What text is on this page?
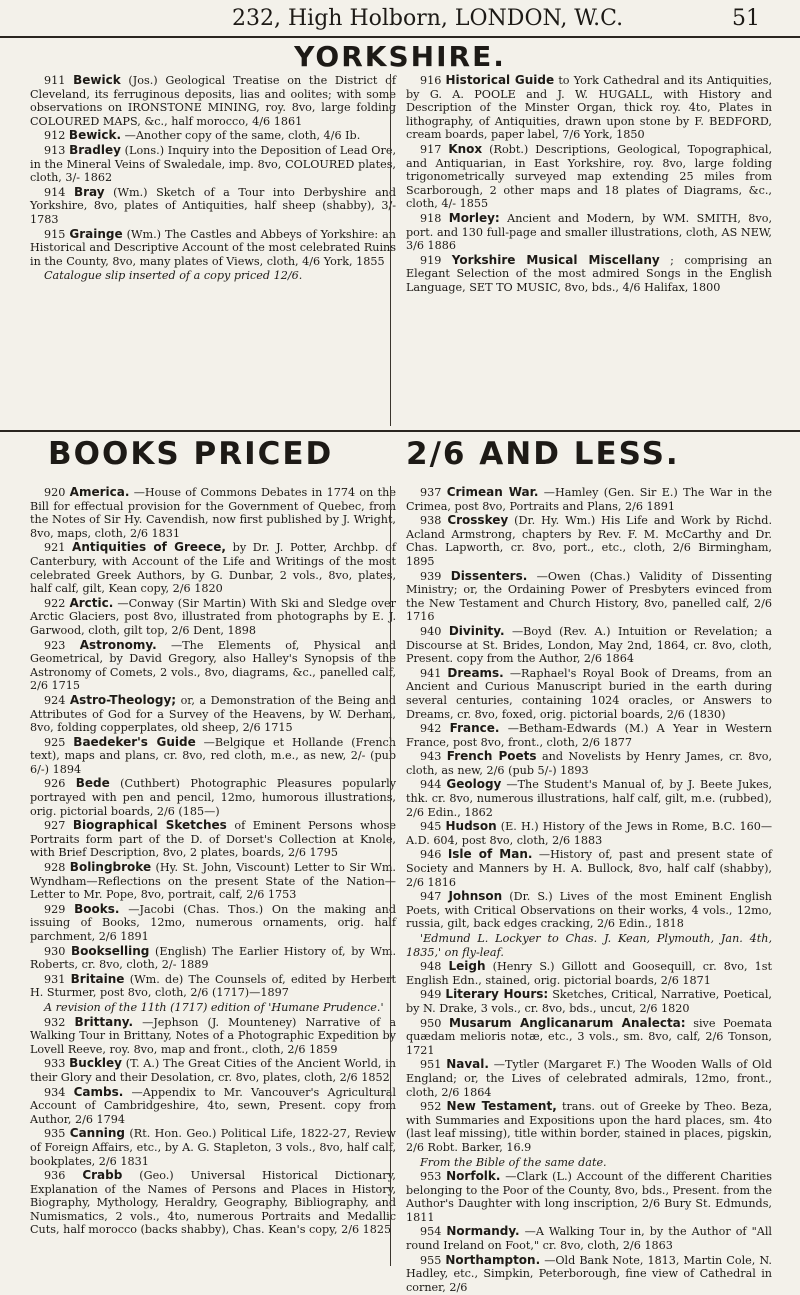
232, High Holborn, LONDON, W.C.	51
YORKSHIRE.

911 Bewick (Jos.) Geological Treatise on the District of Cleveland, its ferruginous deposits, lias and oolites; with some observations on IRONSTONE MINING, roy. 8vo, large folding COLOURED MAPS, &c., half morocco, 4/6 1861

912 Bewick. —Another copy of the same, cloth, 4/6 Ib.

913 Bradley (Lons.) Inquiry into the Deposition of Lead Ore, in the Mineral Veins of Swaledale, imp. 8vo, COLOURED plates, cloth, 3/- 1862

914 Bray (Wm.) Sketch of a Tour into Derbyshire and Yorkshire, 8vo, plates of Antiquities, half sheep (shabby), 3/- 1783

915 Grainge (Wm.) The Castles and Abbeys of Yorkshire: an Historical and Descriptive Account of the most celebrated Ruins in the County, 8vo, many plates of Views, cloth, 4/6 York, 1855

Catalogue slip inserted of a copy priced 12/6.

916 Historical Guide to York Cathedral and its Antiquities, by G. A. POOLE and J. W. HUGALL, with History and Description of the Minster Organ, thick roy. 4to, Plates in lithography, of Antiquities, drawn upon stone by F. BEDFORD, cream boards, paper label, 7/6 York, 1850

917 Knox (Robt.) Descriptions, Geological, Topographical, and Antiquarian, in East Yorkshire, roy. 8vo, large folding trigonometrically surveyed map extending 25 miles from Scarborough, 2 other maps and 18 plates of Diagrams, &c., cloth, 4/- 1855

918 Morley: Ancient and Modern, by WM. SMITH, 8vo, port. and 130 full-page and smaller illustrations, cloth, AS NEW, 3/6 1886

919 Yorkshire Musical Miscellany ; comprising an Elegant Selection of the most admired Songs in the English Language, SET TO MUSIC, 8vo, bds., 4/6 Halifax, 1800

BOOKS PRICED 2/6 AND LESS.

920 America. —House of Commons Debates in 1774 on the Bill for effectual provision for the Government of Quebec, from the Notes of Sir Hy. Cavendish, now first published by J. Wright, 8vo, maps, cloth, 2/6 1831

921 Antiquities of Greece, by Dr. J. Potter, Archbp. of Canterbury, with Account of the Life and Writings of the most celebrated Greek Authors, by G. Dunbar, 2 vols., 8vo, plates, half calf, gilt, Kean copy, 2/6 1820

922 Arctic. —Conway (Sir Martin) With Ski and Sledge over Arctic Glaciers, post 8vo, illustrated from photographs by E. J. Garwood, cloth, gilt top, 2/6 Dent, 1898

923 Astronomy. —The Elements of, Physical and Geometrical, by David Gregory, also Halley's Synopsis of the Astronomy of Comets, 2 vols., 8vo, diagrams, &c., panelled calf, 2/6 1715

924 Astro-Theology; or, a Demonstration of the Being and Attributes of God for a Survey of the Heavens, by W. Derham, 8vo, folding copperplates, old sheep, 2/6 1715

925 Baedeker's Guide —Belgique et Hollande (French text), maps and plans, cr. 8vo, red cloth, m.e., as new, 2/- (pub 6/-) 1894

926 Bede (Cuthbert) Photographic Pleasures popularly portrayed with pen and pencil, 12mo, humorous illustrations, orig. pictorial boards, 2/6 (185—)

927 Biographical Sketches of Eminent Persons whose Portraits form part of the D. of Dorset's Collection at Knole, with Brief Description, 8vo, 2 plates, boards, 2/6 1795

928 Bolingbroke (Hy. St. John, Viscount) Letter to Sir Wm. Wyndham—Reflections on the present State of the Nation—Letter to Mr. Pope, 8vo, portrait, calf, 2/6 1753

929 Books. —Jacobi (Chas. Thos.) On the making and issuing of Books, 12mo, numerous ornaments, orig. half parchment, 2/6 1891

930 Bookselling (English) The Earlier History of, by Wm. Roberts, cr. 8vo, cloth, 2/- 1889

931 Britaine (Wm. de) The Counsels of, edited by Herbert H. Sturmer, post 8vo, cloth, 2/6 (1717)—1897

A revision of the 11th (1717) edition of 'Humane Prudence.'

932 Brittany. —Jephson (J. Mounteney) Narrative of a Walking Tour in Brittany, Notes of a Photographic Expedition by Lovell Reeve, roy. 8vo, map and front., cloth, 2/6 1859

933 Buckley (T. A.) The Great Cities of the Ancient World, in their Glory and their Desolation, cr. 8vo, plates, cloth, 2/6 1852

934 Cambs. —Appendix to Mr. Vancouver's Agricultural Account of Cambridgeshire, 4to, sewn, Present. copy from Author, 2/6 1794

935 Canning (Rt. Hon. Geo.) Political Life, 1822-27, Review of Foreign Affairs, etc., by A. G. Stapleton, 3 vols., 8vo, half calf, bookplates, 2/6 1831

936 Crabb (Geo.) Universal Historical Dictionary, Explanation of the Names of Persons and Places in History, Biography, Mythology, Heraldry, Geography, Bibliography, and Numismatics, 2 vols., 4to, numerous Portraits and Medallic Cuts, half morocco (backs shabby), Chas. Kean's copy, 2/6 1825

937 Crimean War. —Hamley (Gen. Sir E.) The War in the Crimea, post 8vo, Portraits and Plans, 2/6 1891

938 Crosskey (Dr. Hy. Wm.) His Life and Work by Richd. Acland Armstrong, chapters by Rev. F. M. McCarthy and Dr. Chas. Lapworth, cr. 8vo, port., etc., cloth, 2/6 Birmingham, 1895

939 Dissenters. —Owen (Chas.) Validity of Dissenting Ministry; or, the Ordaining Power of Presbyters evinced from the New Testament and Church History, 8vo, panelled calf, 2/6 1716

940 Divinity. —Boyd (Rev. A.) Intuition or Revelation; a Discourse at St. Brides, London, May 2nd, 1864, cr. 8vo, cloth, Present. copy from the Author, 2/6 1864

941 Dreams. —Raphael's Royal Book of Dreams, from an Ancient and Curious Manuscript buried in the earth during several centuries, containing 1024 oracles, or Answers to Dreams, cr. 8vo, foxed, orig. pictorial boards, 2/6 (1830)

942 France. —Betham-Edwards (M.) A Year in Western France, post 8vo, front., cloth, 2/6 1877

943 French Poets and Novelists by Henry James, cr. 8vo, cloth, as new, 2/6 (pub 5/-) 1893

944 Geology —The Student's Manual of, by J. Beete Jukes, thk. cr. 8vo, numerous illustrations, half calf, gilt, m.e. (rubbed), 2/6 Edin., 1862

945 Hudson (E. H.) History of the Jews in Rome, B.C. 160—A.D. 604, post 8vo, cloth, 2/6 1883

946 Isle of Man. —History of, past and present state of Society and Manners by H. A. Bullock, 8vo, half calf (shabby), 2/6 1816

947 Johnson (Dr. S.) Lives of the most Eminent English Poets, with Critical Observations on their works, 4 vols., 12mo, russia, gilt, back edges cracking, 2/6 Edin., 1818

'Edmund L. Lockyer to Chas. J. Kean, Plymouth, Jan. 4th, 1835,' on fly-leaf.

948 Leigh (Henry S.) Gillott and Goosequill, cr. 8vo, 1st English Edn., stained, orig. pictorial boards, 2/6 1871

949 Literary Hours: Sketches, Critical, Narrative, Poetical, by N. Drake, 3 vols., cr. 8vo, bds., uncut, 2/6 1820

950 Musarum Anglicanarum Analecta: sive Poemata quædam melioris notæ, etc., 3 vols., sm. 8vo, calf, 2/6 Tonson, 1721

951 Naval. —Tytler (Margaret F.) The Wooden Walls of Old England; or, the Lives of celebrated admirals, 12mo, front., cloth, 2/6 1864

952 New Testament, trans. out of Greeke by Theo. Beza, with Summaries and Expositions upon the hard places, sm. 4to (last leaf missing), title within border, stained in places, pigskin, 2/6 Robt. Barker, 16.9

From the Bible of the same date.

953 Norfolk. —Clark (L.) Account of the different Charities belonging to the Poor of the County, 8vo, bds., Present. from the Author's Daughter with long inscription, 2/6 Bury St. Edmunds, 1811

954 Normandy. —A Walking Tour in, by the Author of "All round Ireland on Foot," cr. 8vo, cloth, 2/6 1863

955 Northampton. —Old Bank Note, 1813, Martin Cole, N. Hadley, etc., Simpkin, Peterborough, fine view of Cathedral in corner, 2/6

_AIM_.
Gather up the lines that contain the word "numerous".

_EXERCISE RESPONSE_.
929 Books. —Jacobi (Chas. Thos.) On the making and issuing of Books, 12mo, numerous ornaments, orig. half parchment, 2/6 1891
936 Crabb (Geo.) Universal Historical Dictionary, Explanation of the Names of Persons and Places in History, Biography, Mythology, Heraldry, Geography, Bibliography, and Numismatics, 2 vols., 4to, numerous Portraits and Medallic Cuts, half morocco (backs shabby), Chas. Kean's copy, 2/6 1825
944 Geology —The Student's Manual of, by J. Beete Jukes, thk. cr. 8vo, numerous illustrations, half calf, gilt, m.e. (rubbed), 2/6 Edin., 1862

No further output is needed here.